Data to process start

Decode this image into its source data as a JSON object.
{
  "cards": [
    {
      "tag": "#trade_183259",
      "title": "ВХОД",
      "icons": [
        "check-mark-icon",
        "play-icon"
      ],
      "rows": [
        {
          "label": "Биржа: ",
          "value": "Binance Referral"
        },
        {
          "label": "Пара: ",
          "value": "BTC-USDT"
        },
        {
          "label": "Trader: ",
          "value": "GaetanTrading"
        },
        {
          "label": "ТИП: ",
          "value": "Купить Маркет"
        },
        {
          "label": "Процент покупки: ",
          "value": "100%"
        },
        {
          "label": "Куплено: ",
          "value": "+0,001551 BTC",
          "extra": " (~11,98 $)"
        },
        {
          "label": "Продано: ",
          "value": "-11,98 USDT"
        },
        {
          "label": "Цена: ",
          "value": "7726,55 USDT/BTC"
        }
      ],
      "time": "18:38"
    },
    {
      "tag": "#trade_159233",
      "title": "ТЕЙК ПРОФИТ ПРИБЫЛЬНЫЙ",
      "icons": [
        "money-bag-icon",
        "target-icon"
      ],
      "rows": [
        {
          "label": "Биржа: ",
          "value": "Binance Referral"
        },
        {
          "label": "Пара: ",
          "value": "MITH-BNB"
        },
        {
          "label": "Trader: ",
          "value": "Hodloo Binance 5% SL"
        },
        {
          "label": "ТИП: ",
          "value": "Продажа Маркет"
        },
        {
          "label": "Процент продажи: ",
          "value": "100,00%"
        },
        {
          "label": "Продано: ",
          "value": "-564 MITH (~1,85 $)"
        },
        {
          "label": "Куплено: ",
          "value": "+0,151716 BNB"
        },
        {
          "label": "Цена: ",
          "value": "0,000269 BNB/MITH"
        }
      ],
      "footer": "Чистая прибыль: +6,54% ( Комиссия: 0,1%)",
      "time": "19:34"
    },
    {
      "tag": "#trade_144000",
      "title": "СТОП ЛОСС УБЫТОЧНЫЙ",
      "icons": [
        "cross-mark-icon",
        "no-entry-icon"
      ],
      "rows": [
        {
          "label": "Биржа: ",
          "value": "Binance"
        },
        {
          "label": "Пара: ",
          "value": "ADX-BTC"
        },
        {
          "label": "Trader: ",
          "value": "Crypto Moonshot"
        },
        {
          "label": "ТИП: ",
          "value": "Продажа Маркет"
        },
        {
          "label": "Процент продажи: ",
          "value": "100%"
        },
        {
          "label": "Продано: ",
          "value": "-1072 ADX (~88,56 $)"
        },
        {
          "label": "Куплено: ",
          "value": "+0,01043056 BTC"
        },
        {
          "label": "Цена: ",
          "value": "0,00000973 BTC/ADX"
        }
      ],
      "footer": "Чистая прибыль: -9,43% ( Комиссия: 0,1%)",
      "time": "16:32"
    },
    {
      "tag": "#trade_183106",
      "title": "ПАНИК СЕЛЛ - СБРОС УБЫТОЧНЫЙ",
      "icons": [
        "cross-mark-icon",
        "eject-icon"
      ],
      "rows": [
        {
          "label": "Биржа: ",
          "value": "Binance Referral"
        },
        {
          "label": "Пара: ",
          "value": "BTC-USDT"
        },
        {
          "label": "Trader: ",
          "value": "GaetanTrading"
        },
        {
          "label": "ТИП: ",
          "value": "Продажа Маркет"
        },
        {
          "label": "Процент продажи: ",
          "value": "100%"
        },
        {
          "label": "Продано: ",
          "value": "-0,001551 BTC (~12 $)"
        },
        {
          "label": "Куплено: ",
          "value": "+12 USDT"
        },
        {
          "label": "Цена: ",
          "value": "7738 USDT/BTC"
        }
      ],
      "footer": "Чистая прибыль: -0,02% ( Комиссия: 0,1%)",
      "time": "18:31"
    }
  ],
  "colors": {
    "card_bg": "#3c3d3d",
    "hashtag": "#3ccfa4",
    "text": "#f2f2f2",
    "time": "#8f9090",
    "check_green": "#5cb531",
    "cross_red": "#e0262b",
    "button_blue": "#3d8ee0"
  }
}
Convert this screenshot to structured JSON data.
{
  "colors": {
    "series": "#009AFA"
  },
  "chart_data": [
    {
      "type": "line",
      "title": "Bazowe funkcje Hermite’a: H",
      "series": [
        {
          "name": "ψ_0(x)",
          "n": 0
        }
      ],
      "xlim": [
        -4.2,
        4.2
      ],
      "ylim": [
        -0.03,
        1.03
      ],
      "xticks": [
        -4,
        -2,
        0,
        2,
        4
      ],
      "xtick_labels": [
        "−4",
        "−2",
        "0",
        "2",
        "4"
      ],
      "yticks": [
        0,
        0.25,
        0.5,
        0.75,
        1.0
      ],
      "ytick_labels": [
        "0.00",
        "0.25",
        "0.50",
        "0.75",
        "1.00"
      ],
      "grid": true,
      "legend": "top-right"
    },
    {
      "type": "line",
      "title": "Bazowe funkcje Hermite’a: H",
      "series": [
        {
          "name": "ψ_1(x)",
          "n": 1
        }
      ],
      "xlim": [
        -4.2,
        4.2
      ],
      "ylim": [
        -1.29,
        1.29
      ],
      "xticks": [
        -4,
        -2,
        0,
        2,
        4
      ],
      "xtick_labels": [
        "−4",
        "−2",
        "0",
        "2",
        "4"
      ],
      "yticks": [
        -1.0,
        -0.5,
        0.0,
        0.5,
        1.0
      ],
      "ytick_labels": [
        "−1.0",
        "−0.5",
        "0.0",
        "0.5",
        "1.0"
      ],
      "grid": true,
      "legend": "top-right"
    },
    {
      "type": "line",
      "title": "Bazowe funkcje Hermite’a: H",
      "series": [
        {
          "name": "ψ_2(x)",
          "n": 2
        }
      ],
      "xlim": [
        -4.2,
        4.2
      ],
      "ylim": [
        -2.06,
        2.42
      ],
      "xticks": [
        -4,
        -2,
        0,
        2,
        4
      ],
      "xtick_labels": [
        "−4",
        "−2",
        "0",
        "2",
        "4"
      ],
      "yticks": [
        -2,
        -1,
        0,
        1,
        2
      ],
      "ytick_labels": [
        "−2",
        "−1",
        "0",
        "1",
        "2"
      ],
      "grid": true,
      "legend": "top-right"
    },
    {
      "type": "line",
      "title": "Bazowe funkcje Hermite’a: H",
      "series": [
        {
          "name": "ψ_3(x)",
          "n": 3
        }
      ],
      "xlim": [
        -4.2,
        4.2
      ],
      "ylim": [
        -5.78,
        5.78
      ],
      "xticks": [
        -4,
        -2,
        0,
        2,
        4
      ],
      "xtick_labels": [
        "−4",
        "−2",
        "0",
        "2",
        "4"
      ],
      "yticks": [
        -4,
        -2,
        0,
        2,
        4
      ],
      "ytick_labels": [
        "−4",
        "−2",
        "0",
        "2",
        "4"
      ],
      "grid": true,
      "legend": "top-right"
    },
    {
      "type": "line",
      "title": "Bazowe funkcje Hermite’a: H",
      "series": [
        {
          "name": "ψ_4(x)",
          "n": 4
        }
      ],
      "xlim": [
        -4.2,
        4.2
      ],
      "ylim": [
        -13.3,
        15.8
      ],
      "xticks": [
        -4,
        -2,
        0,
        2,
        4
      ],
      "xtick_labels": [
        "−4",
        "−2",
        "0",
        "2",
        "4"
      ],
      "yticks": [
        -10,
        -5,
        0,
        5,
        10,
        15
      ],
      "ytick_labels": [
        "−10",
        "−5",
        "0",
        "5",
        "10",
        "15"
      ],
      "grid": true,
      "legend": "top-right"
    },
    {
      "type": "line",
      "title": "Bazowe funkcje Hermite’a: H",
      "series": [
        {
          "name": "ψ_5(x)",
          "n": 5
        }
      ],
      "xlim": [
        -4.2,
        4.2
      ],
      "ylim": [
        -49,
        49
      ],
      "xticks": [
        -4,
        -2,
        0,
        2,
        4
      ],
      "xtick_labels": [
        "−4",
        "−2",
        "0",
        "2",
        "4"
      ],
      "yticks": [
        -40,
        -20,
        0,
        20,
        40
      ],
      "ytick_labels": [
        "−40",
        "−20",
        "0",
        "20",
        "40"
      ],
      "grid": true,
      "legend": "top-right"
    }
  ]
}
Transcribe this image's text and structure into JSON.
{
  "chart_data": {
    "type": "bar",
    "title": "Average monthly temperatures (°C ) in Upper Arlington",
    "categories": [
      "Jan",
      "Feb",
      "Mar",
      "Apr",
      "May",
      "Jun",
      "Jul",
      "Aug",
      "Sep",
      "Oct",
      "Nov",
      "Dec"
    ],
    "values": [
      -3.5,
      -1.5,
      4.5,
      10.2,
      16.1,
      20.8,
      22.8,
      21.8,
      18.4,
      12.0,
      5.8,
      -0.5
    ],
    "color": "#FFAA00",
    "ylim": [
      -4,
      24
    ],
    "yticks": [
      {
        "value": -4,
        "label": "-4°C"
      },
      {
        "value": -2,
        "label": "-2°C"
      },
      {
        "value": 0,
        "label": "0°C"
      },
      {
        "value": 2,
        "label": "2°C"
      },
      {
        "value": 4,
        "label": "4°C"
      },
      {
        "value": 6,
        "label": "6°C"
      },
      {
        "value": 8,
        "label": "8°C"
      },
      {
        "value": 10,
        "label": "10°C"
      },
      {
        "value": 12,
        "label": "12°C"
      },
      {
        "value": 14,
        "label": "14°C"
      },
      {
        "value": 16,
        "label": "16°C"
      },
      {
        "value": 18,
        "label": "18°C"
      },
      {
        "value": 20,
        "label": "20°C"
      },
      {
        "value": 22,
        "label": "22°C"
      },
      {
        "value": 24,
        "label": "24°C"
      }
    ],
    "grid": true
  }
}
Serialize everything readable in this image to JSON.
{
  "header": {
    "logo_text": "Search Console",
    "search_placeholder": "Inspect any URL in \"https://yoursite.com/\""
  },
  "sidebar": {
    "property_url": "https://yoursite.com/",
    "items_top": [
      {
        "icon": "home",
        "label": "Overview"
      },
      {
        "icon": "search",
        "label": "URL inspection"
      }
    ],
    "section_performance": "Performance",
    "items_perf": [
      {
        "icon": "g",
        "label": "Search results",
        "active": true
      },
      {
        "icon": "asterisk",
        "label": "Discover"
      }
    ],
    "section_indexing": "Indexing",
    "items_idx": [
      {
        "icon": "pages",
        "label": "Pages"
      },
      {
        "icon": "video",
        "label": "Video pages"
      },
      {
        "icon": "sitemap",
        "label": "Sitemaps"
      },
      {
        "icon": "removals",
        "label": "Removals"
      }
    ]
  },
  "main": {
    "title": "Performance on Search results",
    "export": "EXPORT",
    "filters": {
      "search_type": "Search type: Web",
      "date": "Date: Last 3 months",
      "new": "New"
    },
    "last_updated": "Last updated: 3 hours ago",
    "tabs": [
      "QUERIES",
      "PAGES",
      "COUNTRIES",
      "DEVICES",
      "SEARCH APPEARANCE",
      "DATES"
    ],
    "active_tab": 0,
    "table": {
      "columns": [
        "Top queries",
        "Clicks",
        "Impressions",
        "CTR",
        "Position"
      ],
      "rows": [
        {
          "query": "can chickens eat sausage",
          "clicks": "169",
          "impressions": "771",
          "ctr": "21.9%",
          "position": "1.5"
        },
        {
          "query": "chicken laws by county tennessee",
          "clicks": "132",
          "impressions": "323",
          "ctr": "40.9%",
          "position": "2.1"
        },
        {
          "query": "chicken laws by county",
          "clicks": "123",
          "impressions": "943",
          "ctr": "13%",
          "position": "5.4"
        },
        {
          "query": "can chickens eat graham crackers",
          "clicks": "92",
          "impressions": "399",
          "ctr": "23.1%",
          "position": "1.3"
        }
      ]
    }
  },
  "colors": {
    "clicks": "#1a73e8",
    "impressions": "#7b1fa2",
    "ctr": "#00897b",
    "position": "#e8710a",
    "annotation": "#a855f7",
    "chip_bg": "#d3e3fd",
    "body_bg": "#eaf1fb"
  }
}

Data to process end

Task to complete:
Track down all lines above with the string "Last" and copy them.

Exercise solution:
      "date": "Date: Last 3 months",
    "last_updated": "Last updated: 3 hours ago",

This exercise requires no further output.